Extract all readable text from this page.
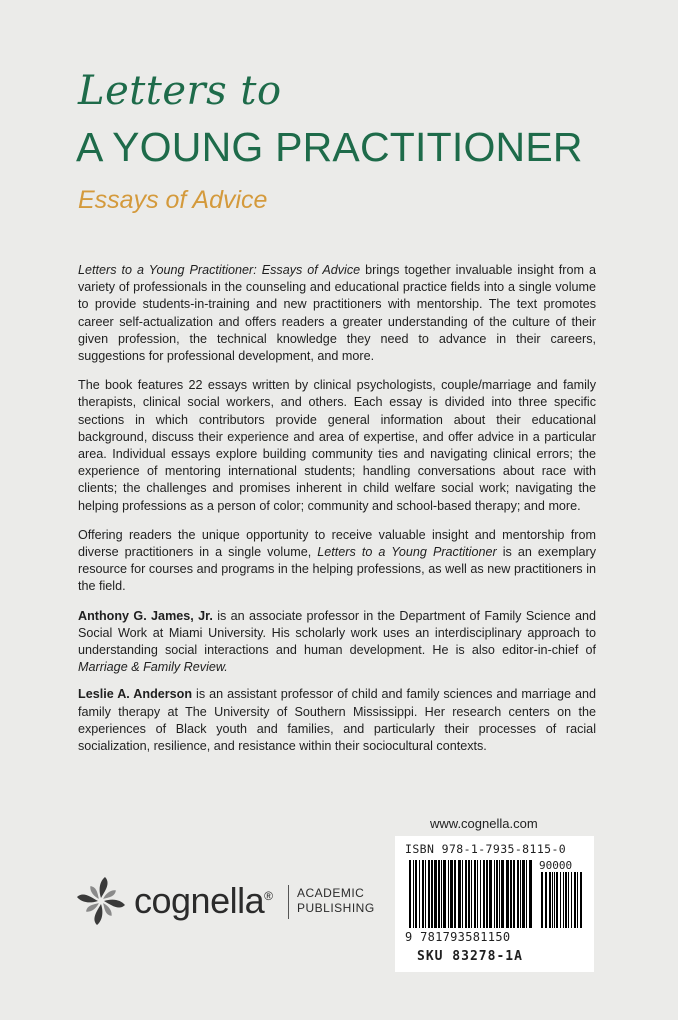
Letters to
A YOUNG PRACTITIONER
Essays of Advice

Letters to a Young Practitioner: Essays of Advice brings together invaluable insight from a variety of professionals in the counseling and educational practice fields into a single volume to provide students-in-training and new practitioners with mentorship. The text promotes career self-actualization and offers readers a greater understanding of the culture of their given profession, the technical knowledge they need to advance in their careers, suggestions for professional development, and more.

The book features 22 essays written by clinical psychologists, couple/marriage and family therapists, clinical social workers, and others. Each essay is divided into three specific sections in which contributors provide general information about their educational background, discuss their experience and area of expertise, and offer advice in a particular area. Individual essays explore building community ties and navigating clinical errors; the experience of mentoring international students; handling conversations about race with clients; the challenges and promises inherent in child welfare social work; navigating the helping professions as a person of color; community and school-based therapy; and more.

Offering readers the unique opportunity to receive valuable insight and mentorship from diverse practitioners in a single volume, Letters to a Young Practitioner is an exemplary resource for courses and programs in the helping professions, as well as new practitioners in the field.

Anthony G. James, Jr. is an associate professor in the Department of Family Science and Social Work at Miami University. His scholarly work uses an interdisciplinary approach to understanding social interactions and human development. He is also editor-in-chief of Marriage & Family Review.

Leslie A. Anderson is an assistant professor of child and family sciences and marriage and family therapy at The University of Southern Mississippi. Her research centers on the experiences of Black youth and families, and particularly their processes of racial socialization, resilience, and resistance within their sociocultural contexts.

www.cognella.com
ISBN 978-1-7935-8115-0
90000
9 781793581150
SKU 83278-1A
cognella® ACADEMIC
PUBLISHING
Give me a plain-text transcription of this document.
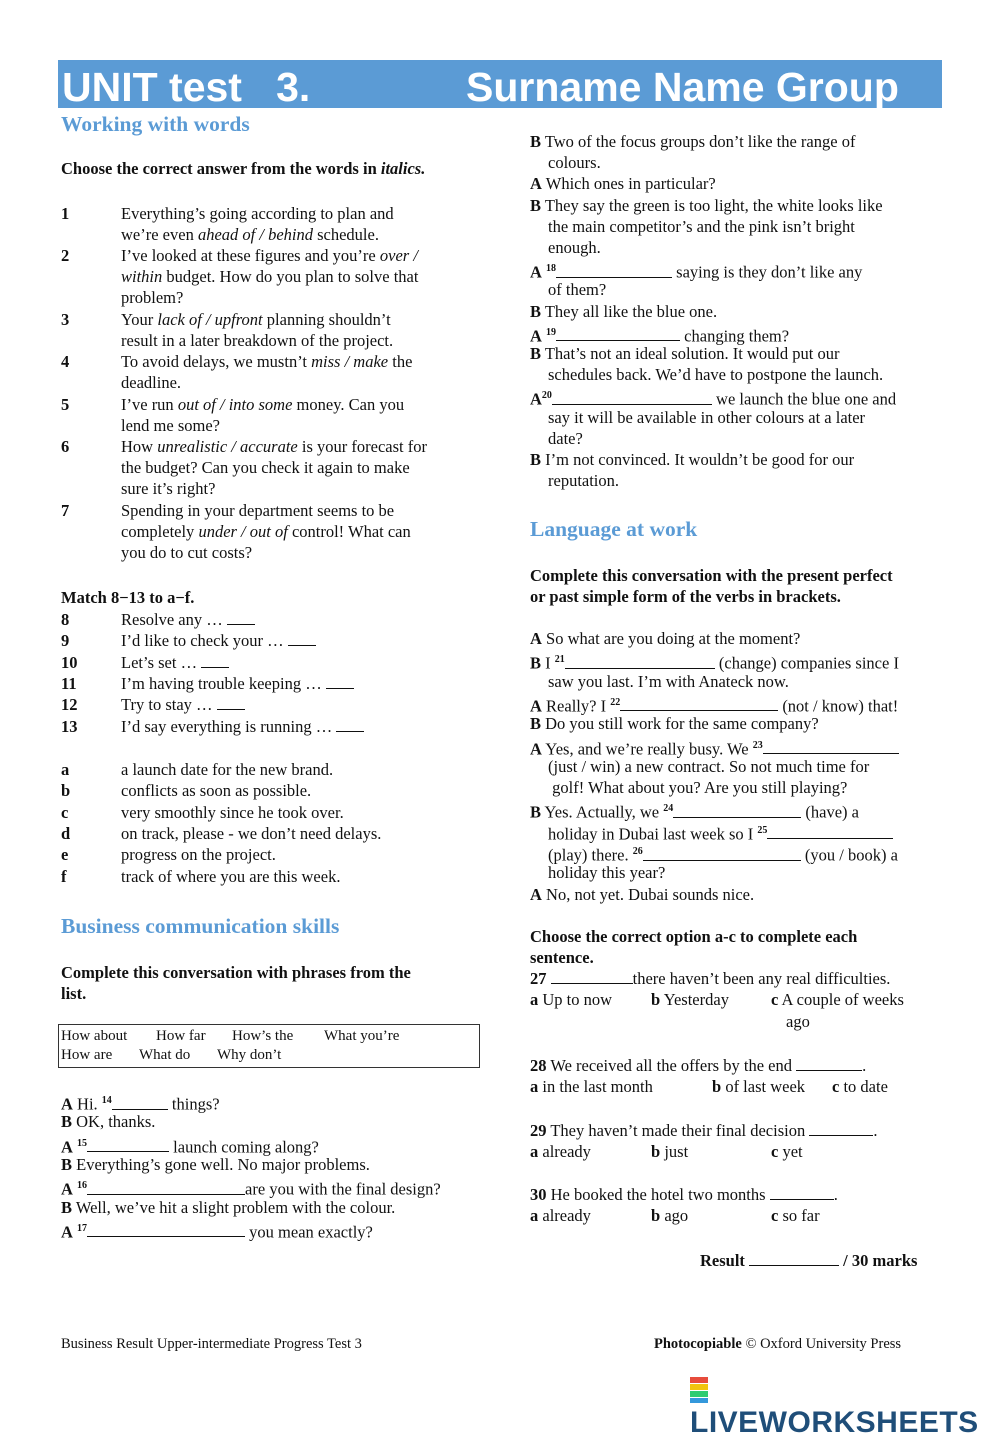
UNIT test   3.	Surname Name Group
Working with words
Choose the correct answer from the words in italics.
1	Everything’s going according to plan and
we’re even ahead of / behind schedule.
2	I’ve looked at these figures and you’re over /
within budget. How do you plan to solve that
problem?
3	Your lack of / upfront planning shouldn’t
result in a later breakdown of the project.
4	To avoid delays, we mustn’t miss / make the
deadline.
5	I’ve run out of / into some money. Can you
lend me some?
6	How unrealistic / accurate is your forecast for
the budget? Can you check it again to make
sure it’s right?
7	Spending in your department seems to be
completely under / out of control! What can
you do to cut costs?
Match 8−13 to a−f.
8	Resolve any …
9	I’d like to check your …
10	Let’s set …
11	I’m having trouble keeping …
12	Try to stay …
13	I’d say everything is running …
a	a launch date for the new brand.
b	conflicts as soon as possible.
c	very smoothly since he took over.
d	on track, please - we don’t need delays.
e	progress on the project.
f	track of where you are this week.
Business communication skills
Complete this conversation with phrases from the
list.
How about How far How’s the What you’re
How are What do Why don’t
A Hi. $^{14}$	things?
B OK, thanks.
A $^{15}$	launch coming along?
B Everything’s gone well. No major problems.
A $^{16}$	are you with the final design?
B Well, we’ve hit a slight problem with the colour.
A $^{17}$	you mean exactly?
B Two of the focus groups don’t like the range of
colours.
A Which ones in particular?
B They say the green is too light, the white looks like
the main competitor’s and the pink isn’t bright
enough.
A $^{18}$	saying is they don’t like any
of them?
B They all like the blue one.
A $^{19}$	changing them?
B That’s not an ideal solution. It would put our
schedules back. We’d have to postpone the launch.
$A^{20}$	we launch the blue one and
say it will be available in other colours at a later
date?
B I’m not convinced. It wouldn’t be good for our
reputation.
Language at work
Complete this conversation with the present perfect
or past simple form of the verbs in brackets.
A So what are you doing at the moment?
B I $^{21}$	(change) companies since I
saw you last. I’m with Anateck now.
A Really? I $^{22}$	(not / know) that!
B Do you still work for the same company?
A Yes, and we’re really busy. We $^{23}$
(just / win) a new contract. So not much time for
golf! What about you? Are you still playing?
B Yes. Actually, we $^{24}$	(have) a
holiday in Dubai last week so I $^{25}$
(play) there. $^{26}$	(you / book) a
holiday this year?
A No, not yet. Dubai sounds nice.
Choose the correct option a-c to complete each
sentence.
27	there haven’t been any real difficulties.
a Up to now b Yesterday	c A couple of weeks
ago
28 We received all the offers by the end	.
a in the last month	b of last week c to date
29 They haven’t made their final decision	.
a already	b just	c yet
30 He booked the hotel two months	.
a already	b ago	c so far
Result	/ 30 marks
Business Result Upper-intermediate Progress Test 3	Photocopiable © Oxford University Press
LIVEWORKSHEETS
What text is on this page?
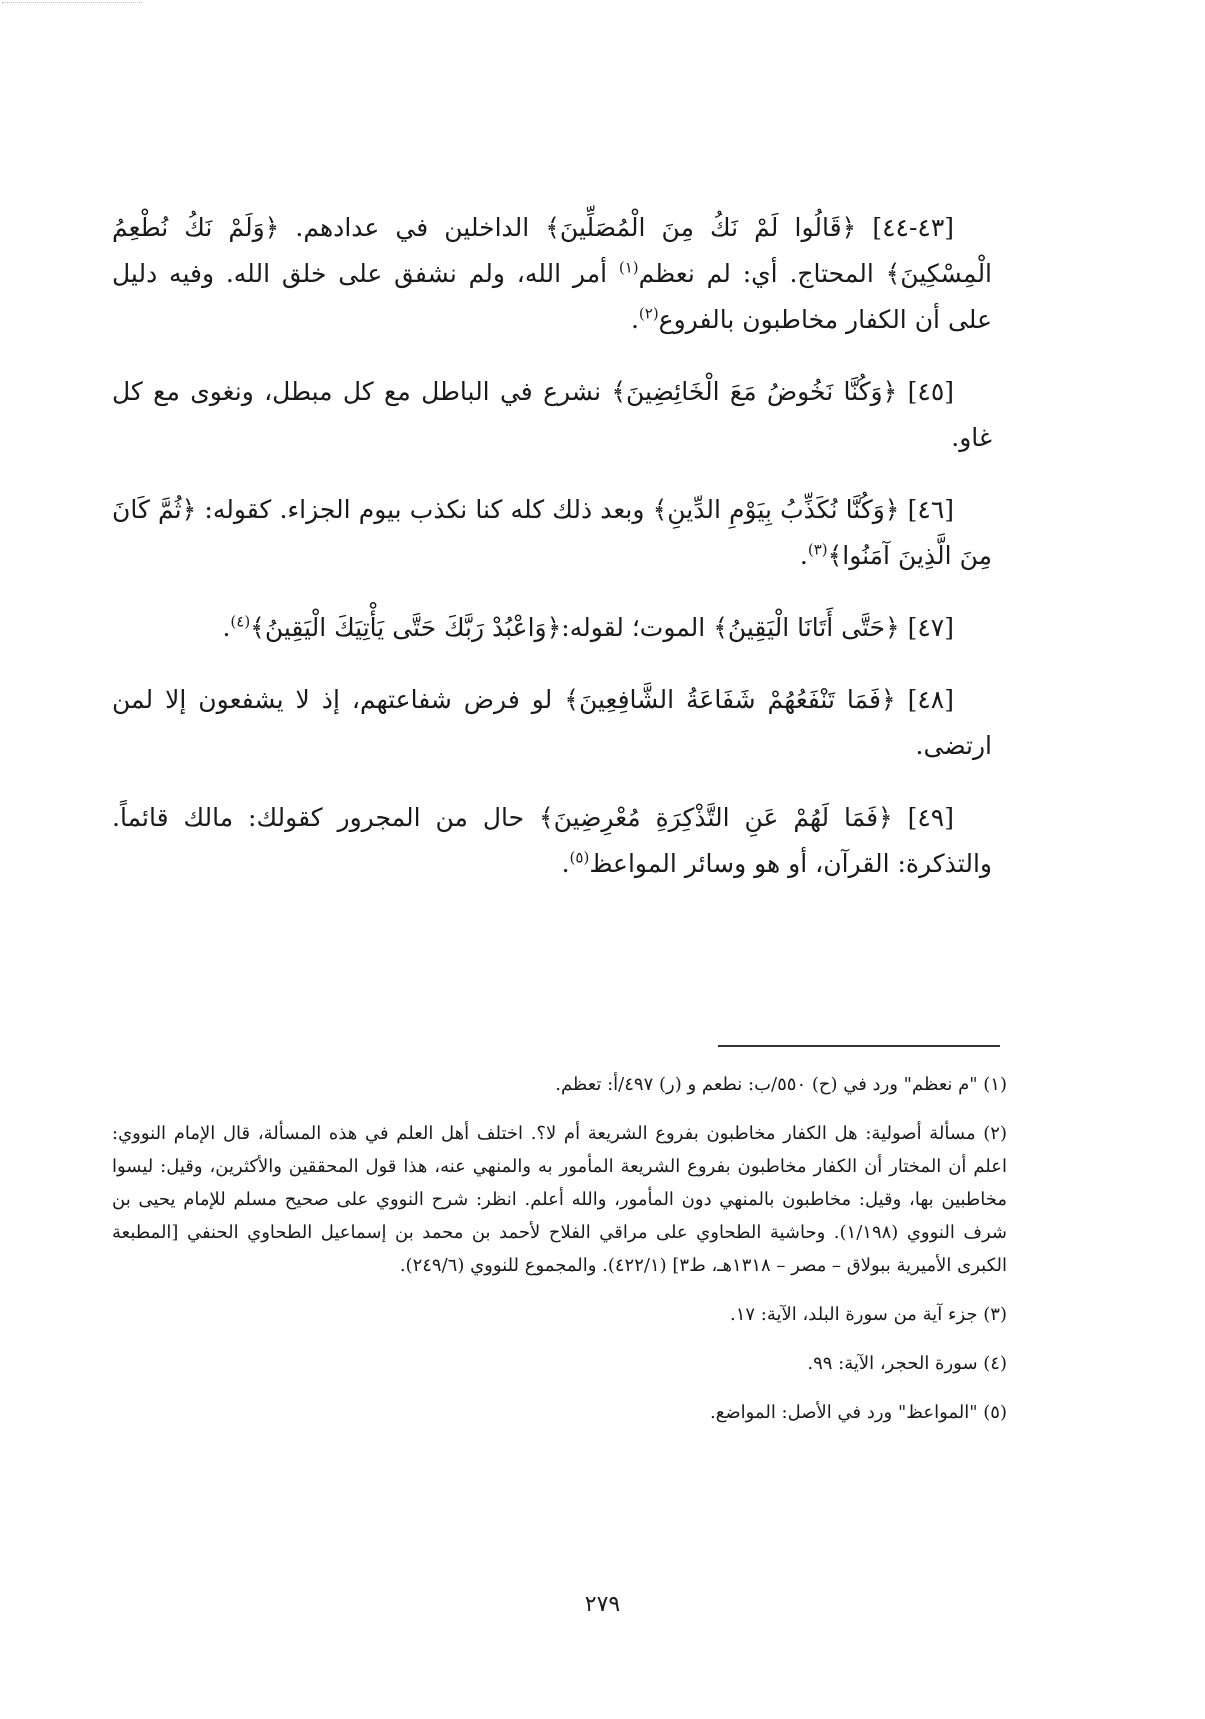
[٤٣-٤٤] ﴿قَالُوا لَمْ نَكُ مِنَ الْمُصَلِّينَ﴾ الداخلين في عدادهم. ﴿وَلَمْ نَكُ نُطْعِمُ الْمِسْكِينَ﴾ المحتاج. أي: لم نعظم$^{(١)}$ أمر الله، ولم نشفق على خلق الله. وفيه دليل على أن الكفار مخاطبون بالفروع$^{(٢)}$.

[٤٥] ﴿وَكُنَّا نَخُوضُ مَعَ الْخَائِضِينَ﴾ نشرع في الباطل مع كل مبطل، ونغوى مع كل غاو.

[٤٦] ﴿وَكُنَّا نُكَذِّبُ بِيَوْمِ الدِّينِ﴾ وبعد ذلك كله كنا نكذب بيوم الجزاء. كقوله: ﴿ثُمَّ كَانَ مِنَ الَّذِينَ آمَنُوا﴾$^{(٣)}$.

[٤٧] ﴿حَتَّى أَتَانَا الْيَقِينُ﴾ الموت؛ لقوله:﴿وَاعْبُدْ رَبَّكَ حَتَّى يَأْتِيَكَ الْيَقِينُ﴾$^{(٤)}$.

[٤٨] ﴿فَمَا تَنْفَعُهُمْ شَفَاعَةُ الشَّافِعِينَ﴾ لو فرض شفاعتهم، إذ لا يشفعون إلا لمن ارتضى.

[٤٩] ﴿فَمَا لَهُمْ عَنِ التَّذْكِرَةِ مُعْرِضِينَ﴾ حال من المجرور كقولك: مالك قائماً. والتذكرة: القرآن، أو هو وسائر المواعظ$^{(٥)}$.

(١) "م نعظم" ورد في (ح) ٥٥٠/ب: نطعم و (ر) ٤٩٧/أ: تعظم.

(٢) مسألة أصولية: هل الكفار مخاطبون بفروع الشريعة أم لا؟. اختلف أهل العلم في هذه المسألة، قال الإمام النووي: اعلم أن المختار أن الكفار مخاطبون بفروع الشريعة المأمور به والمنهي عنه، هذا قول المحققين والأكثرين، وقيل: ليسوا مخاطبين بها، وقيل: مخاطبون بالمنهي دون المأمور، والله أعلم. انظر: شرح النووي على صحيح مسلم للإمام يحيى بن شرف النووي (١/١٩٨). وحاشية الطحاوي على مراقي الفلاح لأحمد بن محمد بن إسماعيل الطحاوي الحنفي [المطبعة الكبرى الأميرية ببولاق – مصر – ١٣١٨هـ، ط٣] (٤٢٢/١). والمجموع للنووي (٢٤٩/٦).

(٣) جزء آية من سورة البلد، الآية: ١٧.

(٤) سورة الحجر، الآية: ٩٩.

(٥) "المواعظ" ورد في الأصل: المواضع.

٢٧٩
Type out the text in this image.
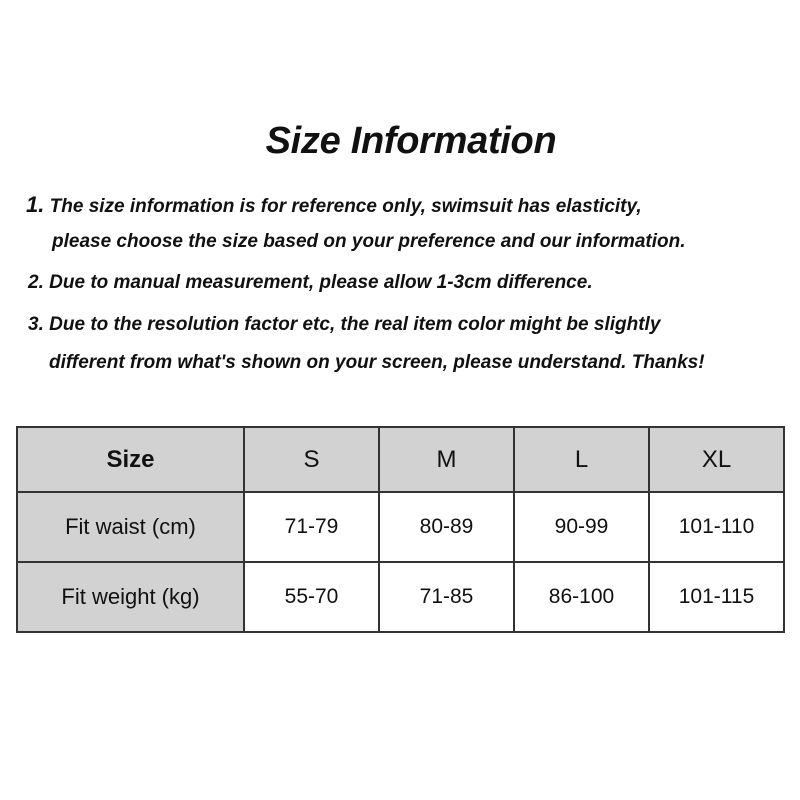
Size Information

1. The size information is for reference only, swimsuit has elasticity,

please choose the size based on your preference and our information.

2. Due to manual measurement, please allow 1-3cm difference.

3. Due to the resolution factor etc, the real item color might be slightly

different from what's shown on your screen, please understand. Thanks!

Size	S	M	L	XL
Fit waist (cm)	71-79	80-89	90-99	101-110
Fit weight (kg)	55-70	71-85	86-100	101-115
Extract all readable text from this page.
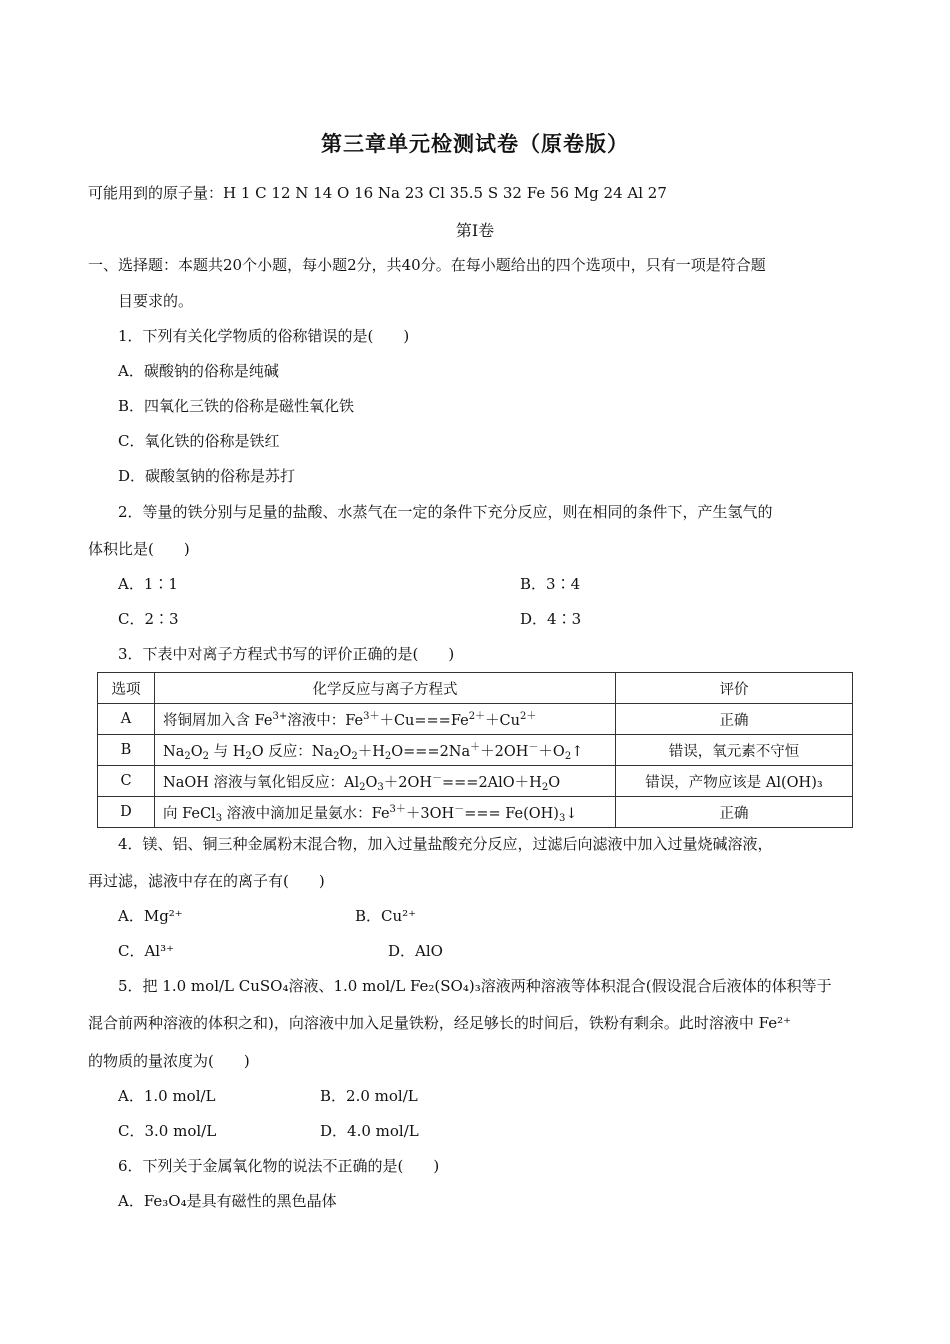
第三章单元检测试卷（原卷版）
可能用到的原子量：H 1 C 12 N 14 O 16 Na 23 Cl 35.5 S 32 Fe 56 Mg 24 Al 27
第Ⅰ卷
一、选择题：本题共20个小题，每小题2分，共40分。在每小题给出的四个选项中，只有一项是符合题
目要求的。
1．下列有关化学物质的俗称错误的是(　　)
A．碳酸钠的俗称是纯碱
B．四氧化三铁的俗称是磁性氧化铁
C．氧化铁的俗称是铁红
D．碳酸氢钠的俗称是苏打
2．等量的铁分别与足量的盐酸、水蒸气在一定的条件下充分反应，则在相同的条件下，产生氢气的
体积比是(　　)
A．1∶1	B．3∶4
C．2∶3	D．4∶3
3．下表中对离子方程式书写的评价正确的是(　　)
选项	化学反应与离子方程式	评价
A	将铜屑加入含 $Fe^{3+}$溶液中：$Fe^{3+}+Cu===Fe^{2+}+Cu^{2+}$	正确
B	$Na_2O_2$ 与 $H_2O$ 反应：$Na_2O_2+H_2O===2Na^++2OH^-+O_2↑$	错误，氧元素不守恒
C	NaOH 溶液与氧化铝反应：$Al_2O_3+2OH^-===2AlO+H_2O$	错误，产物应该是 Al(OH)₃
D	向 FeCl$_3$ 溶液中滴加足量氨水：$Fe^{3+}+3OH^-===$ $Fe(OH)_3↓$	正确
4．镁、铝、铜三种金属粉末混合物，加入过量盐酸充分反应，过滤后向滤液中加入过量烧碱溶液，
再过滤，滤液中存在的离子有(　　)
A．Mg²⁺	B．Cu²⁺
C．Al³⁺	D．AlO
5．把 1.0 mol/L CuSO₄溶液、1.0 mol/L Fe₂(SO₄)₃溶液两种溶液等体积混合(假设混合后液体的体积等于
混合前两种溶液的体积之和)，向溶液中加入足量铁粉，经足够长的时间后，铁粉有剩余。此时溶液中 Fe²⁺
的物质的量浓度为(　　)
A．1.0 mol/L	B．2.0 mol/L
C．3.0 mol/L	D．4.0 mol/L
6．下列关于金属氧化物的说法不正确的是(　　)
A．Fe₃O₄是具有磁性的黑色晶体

[EXERCISE BRIEF]:
From the records above, copy every line that holds the word "نعظم".

[RESULT OF THE TASK]:
[٤٣-٤٤] ﴿قَالُوا لَمْ نَكُ مِنَ الْمُصَلِّينَ﴾ الداخلين في عدادهم. ﴿وَلَمْ نَكُ نُطْعِمُ الْمِسْكِينَ﴾ المحتاج. أي: لم نعظم$^{(١)}$ أمر الله، ولم نشفق على خلق الله. وفيه دليل على أن الكفار مخاطبون بالفروع$^{(٢)}$.
(١) "م نعظم" ورد في (ح) ٥٥٠/ب: نطعم و (ر) ٤٩٧/أ: تعظم.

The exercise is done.